* BEGIN *
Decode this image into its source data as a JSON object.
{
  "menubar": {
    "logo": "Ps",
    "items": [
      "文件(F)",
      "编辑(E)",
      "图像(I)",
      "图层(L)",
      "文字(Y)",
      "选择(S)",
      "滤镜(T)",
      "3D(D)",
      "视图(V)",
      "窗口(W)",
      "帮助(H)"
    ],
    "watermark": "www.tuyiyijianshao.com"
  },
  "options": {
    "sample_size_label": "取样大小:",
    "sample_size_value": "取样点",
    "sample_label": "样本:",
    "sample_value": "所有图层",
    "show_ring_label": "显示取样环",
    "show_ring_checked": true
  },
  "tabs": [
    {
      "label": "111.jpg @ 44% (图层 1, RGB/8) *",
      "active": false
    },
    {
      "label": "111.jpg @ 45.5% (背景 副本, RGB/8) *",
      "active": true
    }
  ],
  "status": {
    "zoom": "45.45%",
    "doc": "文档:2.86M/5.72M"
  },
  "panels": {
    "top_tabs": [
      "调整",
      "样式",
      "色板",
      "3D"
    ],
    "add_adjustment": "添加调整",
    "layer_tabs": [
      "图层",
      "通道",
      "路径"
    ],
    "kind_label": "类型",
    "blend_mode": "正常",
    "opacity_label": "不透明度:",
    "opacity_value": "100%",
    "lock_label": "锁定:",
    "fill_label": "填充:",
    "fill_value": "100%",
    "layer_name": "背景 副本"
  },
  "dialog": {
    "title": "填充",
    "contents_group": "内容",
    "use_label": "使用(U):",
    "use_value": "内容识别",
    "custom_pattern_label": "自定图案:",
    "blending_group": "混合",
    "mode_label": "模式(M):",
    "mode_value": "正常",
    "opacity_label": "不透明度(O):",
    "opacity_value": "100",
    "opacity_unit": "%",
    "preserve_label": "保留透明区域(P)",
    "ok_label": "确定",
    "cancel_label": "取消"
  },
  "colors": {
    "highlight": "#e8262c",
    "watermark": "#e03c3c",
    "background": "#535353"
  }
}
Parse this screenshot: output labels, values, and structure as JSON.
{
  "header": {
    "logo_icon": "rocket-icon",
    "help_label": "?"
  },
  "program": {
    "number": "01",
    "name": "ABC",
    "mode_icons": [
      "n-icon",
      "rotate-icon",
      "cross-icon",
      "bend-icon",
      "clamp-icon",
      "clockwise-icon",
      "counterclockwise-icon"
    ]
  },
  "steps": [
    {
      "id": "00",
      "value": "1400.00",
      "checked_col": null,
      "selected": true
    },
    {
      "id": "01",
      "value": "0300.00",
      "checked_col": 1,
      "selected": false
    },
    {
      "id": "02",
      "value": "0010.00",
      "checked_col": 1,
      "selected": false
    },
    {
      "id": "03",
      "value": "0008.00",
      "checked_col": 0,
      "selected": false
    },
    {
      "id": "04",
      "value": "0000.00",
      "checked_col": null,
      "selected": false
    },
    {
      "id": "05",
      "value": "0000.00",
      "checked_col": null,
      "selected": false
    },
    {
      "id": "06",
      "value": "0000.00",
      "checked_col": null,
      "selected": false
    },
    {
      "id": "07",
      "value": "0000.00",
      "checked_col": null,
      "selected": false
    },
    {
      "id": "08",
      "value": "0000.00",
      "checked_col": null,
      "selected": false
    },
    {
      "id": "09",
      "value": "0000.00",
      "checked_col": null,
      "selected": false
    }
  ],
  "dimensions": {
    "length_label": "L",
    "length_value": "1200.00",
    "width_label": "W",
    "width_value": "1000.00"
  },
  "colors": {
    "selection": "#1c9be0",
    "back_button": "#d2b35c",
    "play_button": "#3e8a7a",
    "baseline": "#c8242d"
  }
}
* END *
▸ Challenge: Write out exactly the lines from the line holding "Parse this screenshot: output" through the last line of the data, and nothing besides those lines.

▸ Result of the exercise:
Parse this screenshot: output labels, values, and structure as JSON.
{
  "header": {
    "logo_icon": "rocket-icon",
    "help_label": "?"
  },
  "program": {
    "number": "01",
    "name": "ABC",
    "mode_icons": [
      "n-icon",
      "rotate-icon",
      "cross-icon",
      "bend-icon",
      "clamp-icon",
      "clockwise-icon",
      "counterclockwise-icon"
    ]
  },
  "steps": [
    {
      "id": "00",
      "value": "1400.00",
      "checked_col": null,
      "selected": true
    },
    {
      "id": "01",
      "value": "0300.00",
      "checked_col": 1,
      "selected": false
    },
    {
      "id": "02",
      "value": "0010.00",
      "checked_col": 1,
      "selected": false
    },
    {
      "id": "03",
      "value": "0008.00",
      "checked_col": 0,
      "selected": false
    },
    {
      "id": "04",
      "value": "0000.00",
      "checked_col": null,
      "selected": false
    },
    {
      "id": "05",
      "value": "0000.00",
      "checked_col": null,
      "selected": false
    },
    {
      "id": "06",
      "value": "0000.00",
      "checked_col": null,
      "selected": false
    },
    {
      "id": "07",
      "value": "0000.00",
      "checked_col": null,
      "selected": false
    },
    {
      "id": "08",
      "value": "0000.00",
      "checked_col": null,
      "selected": false
    },
    {
      "id": "09",
      "value": "0000.00",
      "checked_col": null,
      "selected": false
    }
  ],
  "dimensions": {
    "length_label": "L",
    "length_value": "1200.00",
    "width_label": "W",
    "width_value": "1000.00"
  },
  "colors": {
    "selection": "#1c9be0",
    "back_button": "#d2b35c",
    "play_button": "#3e8a7a",
    "baseline": "#c8242d"
  }
}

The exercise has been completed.